◆ **Exercise details**:
Below you will find a set of lines. Repeat them all exactly.

Figure record listings:
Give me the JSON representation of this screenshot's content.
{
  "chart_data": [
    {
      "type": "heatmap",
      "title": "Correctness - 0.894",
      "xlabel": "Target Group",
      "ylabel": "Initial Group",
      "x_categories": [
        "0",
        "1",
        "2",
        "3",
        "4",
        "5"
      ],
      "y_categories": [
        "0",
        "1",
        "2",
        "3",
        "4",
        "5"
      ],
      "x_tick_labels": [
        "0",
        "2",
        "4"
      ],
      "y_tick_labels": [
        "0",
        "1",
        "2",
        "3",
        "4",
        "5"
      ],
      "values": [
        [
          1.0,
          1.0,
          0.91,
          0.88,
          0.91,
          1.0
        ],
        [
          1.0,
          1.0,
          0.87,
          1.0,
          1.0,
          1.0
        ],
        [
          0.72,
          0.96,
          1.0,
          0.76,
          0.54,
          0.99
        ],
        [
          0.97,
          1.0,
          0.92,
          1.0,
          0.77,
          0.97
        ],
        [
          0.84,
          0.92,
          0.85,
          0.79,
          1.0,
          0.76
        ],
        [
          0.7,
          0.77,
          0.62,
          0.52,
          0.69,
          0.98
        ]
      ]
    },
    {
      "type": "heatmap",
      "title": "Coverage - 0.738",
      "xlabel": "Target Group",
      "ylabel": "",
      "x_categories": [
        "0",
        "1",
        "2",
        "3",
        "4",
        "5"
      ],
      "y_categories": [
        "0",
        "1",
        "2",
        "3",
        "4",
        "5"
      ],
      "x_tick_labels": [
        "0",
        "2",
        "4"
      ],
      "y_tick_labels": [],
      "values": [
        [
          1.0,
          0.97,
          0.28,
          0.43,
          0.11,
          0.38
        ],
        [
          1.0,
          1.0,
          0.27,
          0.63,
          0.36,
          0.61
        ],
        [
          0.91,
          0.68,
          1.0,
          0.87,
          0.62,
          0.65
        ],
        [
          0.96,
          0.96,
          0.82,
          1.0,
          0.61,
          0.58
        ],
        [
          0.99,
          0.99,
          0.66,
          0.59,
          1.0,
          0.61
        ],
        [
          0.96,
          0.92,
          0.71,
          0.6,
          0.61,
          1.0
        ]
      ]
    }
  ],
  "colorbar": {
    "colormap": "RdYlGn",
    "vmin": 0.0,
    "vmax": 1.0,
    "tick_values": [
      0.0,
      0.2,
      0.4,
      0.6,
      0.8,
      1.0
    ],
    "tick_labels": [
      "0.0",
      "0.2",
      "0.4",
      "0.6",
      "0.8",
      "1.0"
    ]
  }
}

◆ **Answer**:
Give me the JSON representation of this screenshot's content.
{
  "chart_data": [
    {
      "type": "heatmap",
      "title": "Correctness - 0.894",
      "xlabel": "Target Group",
      "ylabel": "Initial Group",
      "x_categories": [
        "0",
        "1",
        "2",
        "3",
        "4",
        "5"
      ],
      "y_categories": [
        "0",
        "1",
        "2",
        "3",
        "4",
        "5"
      ],
      "x_tick_labels": [
        "0",
        "2",
        "4"
      ],
      "y_tick_labels": [
        "0",
        "1",
        "2",
        "3",
        "4",
        "5"
      ],
      "values": [
        [
          1.0,
          1.0,
          0.91,
          0.88,
          0.91,
          1.0
        ],
        [
          1.0,
          1.0,
          0.87,
          1.0,
          1.0,
          1.0
        ],
        [
          0.72,
          0.96,
          1.0,
          0.76,
          0.54,
          0.99
        ],
        [
          0.97,
          1.0,
          0.92,
          1.0,
          0.77,
          0.97
        ],
        [
          0.84,
          0.92,
          0.85,
          0.79,
          1.0,
          0.76
        ],
        [
          0.7,
          0.77,
          0.62,
          0.52,
          0.69,
          0.98
        ]
      ]
    },
    {
      "type": "heatmap",
      "title": "Coverage - 0.738",
      "xlabel": "Target Group",
      "ylabel": "",
      "x_categories": [
        "0",
        "1",
        "2",
        "3",
        "4",
        "5"
      ],
      "y_categories": [
        "0",
        "1",
        "2",
        "3",
        "4",
        "5"
      ],
      "x_tick_labels": [
        "0",
        "2",
        "4"
      ],
      "y_tick_labels": [],
      "values": [
        [
          1.0,
          0.97,
          0.28,
          0.43,
          0.11,
          0.38
        ],
        [
          1.0,
          1.0,
          0.27,
          0.63,
          0.36,
          0.61
        ],
        [
          0.91,
          0.68,
          1.0,
          0.87,
          0.62,
          0.65
        ],
        [
          0.96,
          0.96,
          0.82,
          1.0,
          0.61,
          0.58
        ],
        [
          0.99,
          0.99,
          0.66,
          0.59,
          1.0,
          0.61
        ],
        [
          0.96,
          0.92,
          0.71,
          0.6,
          0.61,
          1.0
        ]
      ]
    }
  ],
  "colorbar": {
    "colormap": "RdYlGn",
    "vmin": 0.0,
    "vmax": 1.0,
    "tick_values": [
      0.0,
      0.2,
      0.4,
      0.6,
      0.8,
      1.0
    ],
    "tick_labels": [
      "0.0",
      "0.2",
      "0.4",
      "0.6",
      "0.8",
      "1.0"
    ]
  }
}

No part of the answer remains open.